* Supplied records

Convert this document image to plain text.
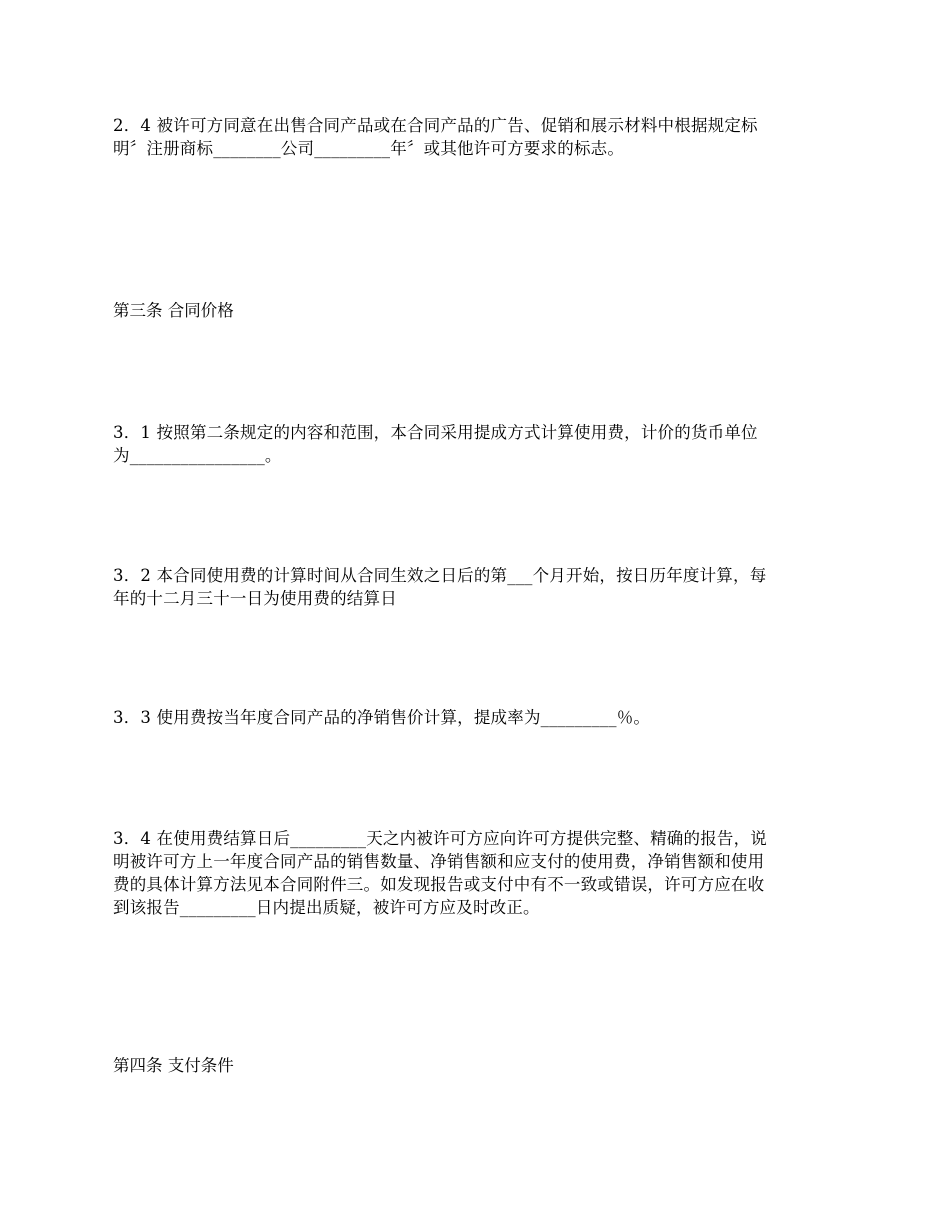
2．4 被许可方同意在出售合同产品或在合同产品的广告、促销和展示材料中根据规定标
明〞注册商标________公司_________年〞或其他许可方要求的标志。
第三条 合同价格
3．1 按照第二条规定的内容和范围，本合同采用提成方式计算使用费，计价的货币单位
为________________。
3．2 本合同使用费的计算时间从合同生效之日后的第___个月开始，按日历年度计算，每
年的十二月三十一日为使用费的结算日
3．3 使用费按当年度合同产品的净销售价计算，提成率为_________％。
3．4 在使用费结算日后_________天之内被许可方应向许可方提供完整、精确的报告，说
明被许可方上一年度合同产品的销售数量、净销售额和应支付的使用费，净销售额和使用
费的具体计算方法见本合同附件三。如发现报告或支付中有不一致或错误，许可方应在收
到该报告_________日内提出质疑，被许可方应及时改正。
第四条 支付条件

* Short problem
Restate the full listing verbatim and drop every picture.

* Answer to this task
Convert this document image to plain text.
2．4 被许可方同意在出售合同产品或在合同产品的广告、促销和展示材料中根据规定标
明〞注册商标________公司_________年〞或其他许可方要求的标志。
第三条 合同价格
3．1 按照第二条规定的内容和范围，本合同采用提成方式计算使用费，计价的货币单位
为________________。
3．2 本合同使用费的计算时间从合同生效之日后的第___个月开始，按日历年度计算，每
年的十二月三十一日为使用费的结算日
3．3 使用费按当年度合同产品的净销售价计算，提成率为_________％。
3．4 在使用费结算日后_________天之内被许可方应向许可方提供完整、精确的报告，说
明被许可方上一年度合同产品的销售数量、净销售额和应支付的使用费，净销售额和使用
费的具体计算方法见本合同附件三。如发现报告或支付中有不一致或错误，许可方应在收
到该报告_________日内提出质疑，被许可方应及时改正。
第四条 支付条件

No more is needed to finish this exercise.